▸ What you are asked to do: Copy out the material below with every "bounding boxes" swapped for "box coordinates", leaving all else unchanged and omitting the pictures.

┄┄┄┄┄┄┄┄┄┄┄┄┄┄┄┄┄┄┄┄

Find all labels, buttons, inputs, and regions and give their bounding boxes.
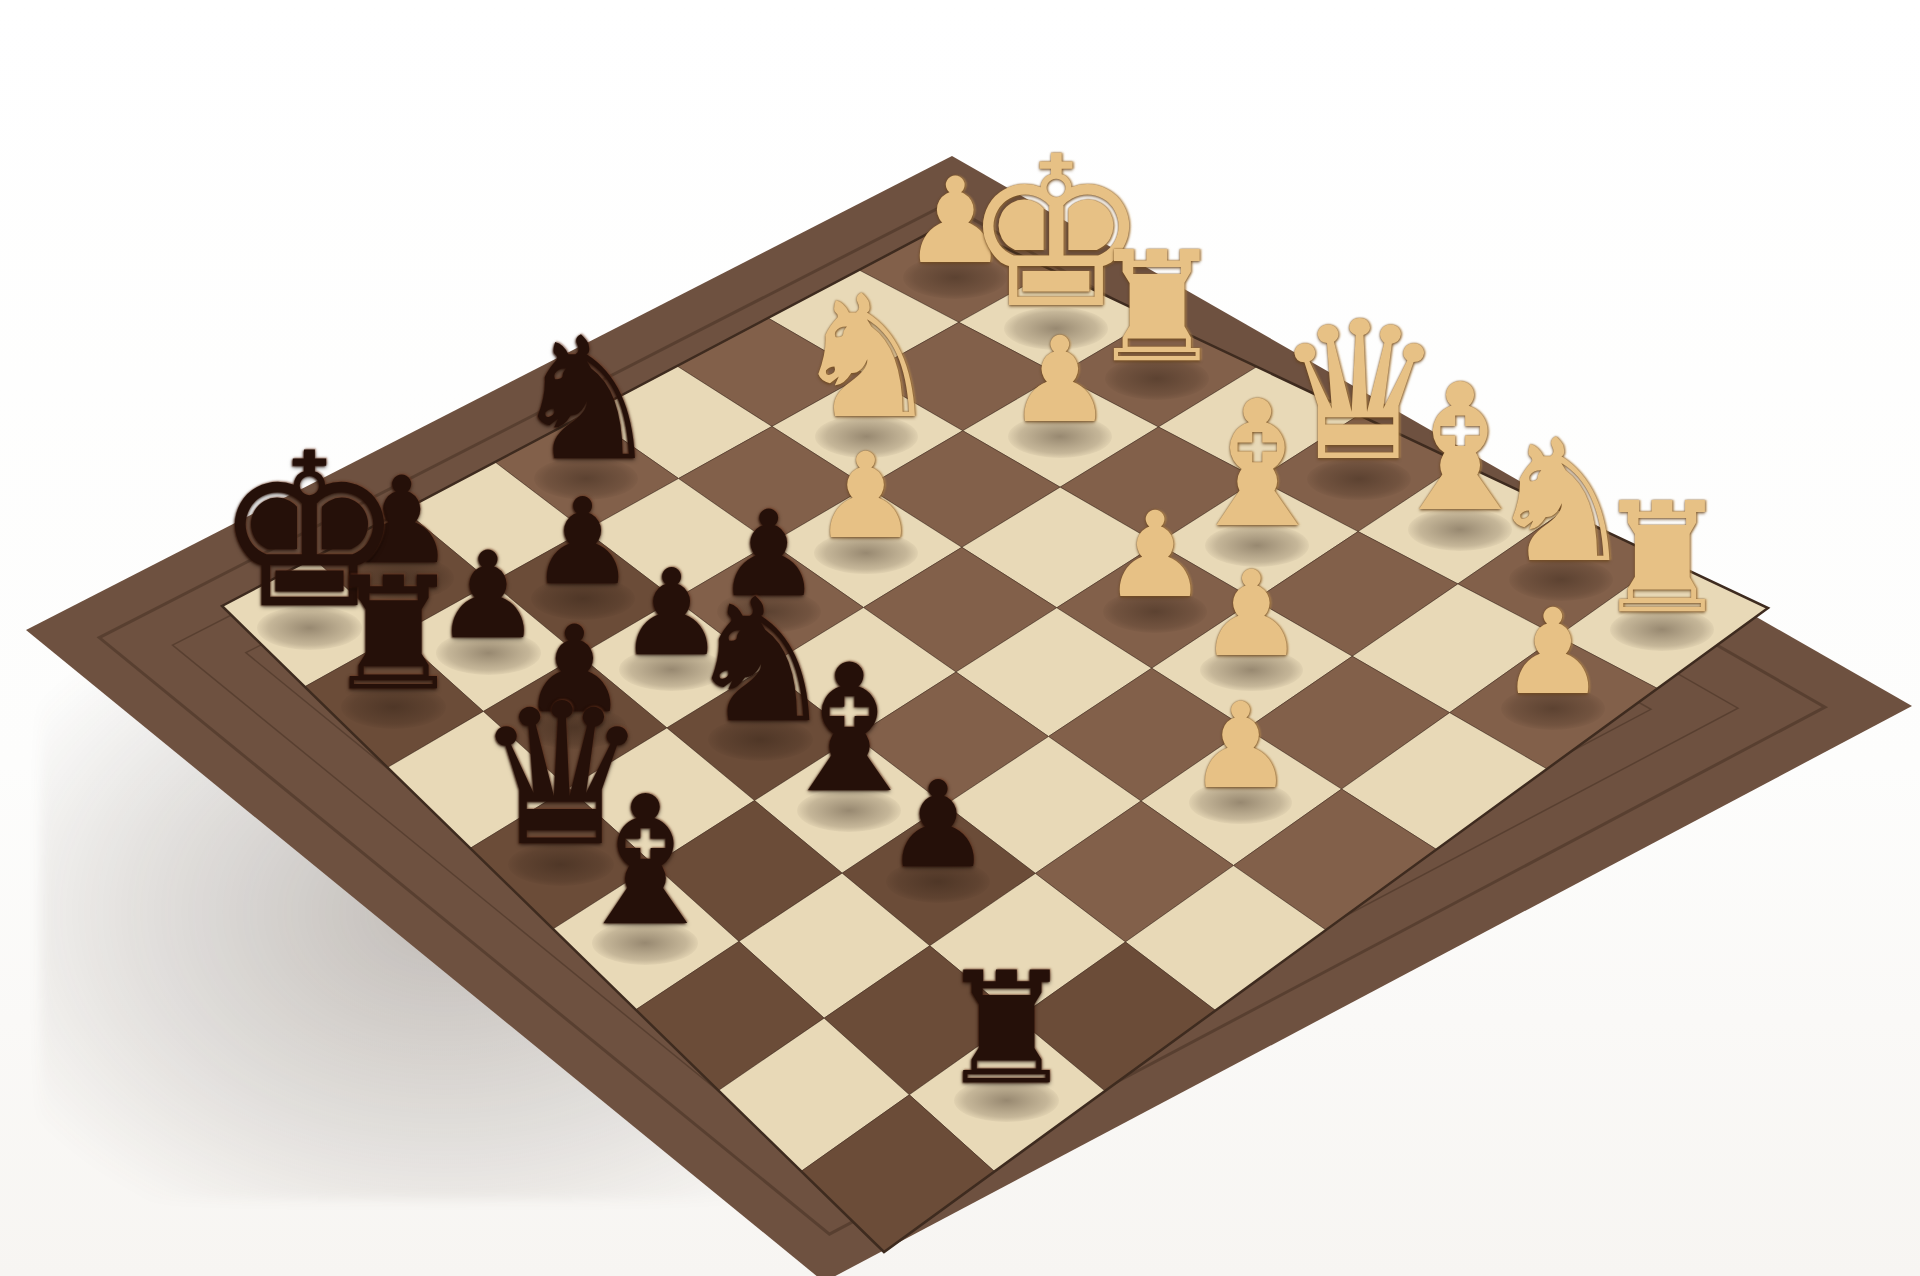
piece-black-rook-b1[interactable]: ♜ [316,557,471,712]
piece-black-bishop-e1[interactable]: ♝ [556,772,734,950]
piece-white-pawn-h7[interactable]: ♟ [1494,593,1612,711]
piece-white-knight-b6[interactable]: ♞ [782,274,951,443]
piece-black-knight-a4[interactable]: ♞ [501,315,670,484]
piece-white-pawn-f6[interactable]: ♟ [1192,555,1310,673]
piece-white-pawn-g5[interactable]: ♟ [1182,687,1300,805]
piece-black-rook-h2[interactable]: ♜ [929,952,1083,1106]
piece-white-pawn-c7[interactable]: ♟ [1001,321,1119,439]
photo-stage: ♟♚♜♞♟♞♛♝♝♟♟♞♟♟♟♚♜♟♟♟♜♟♟♞♟♝♛♟♝♜ [0,0,1920,1276]
piece-black-pawn-f3[interactable]: ♟ [879,765,998,884]
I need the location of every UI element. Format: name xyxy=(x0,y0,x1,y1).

┄┄┄┄┄┄┄┄┄┄┄┄┄┄┄┄┄┄┄┄

▸ Right answer:
Find all labels, buttons, inputs, and regions and give their box coordinates.
piece-black-rook-b1[interactable]: ♜ [316,557,471,712]
piece-black-bishop-e1[interactable]: ♝ [556,772,734,950]
piece-white-pawn-h7[interactable]: ♟ [1494,593,1612,711]
piece-white-knight-b6[interactable]: ♞ [782,274,951,443]
piece-black-knight-a4[interactable]: ♞ [501,315,670,484]
piece-white-pawn-f6[interactable]: ♟ [1192,555,1310,673]
piece-white-pawn-g5[interactable]: ♟ [1182,687,1300,805]
piece-black-rook-h2[interactable]: ♜ [929,952,1083,1106]
piece-white-pawn-c7[interactable]: ♟ [1001,321,1119,439]
photo-stage: ♟♚♜♞♟♞♛♝♝♟♟♞♟♟♟♚♜♟♟♟♜♟♟♞♟♝♛♟♝♜ [0,0,1920,1276]
piece-black-pawn-f3[interactable]: ♟ [879,765,998,884]
I need the location of every UI element. Format: name xyxy=(x0,y0,x1,y1).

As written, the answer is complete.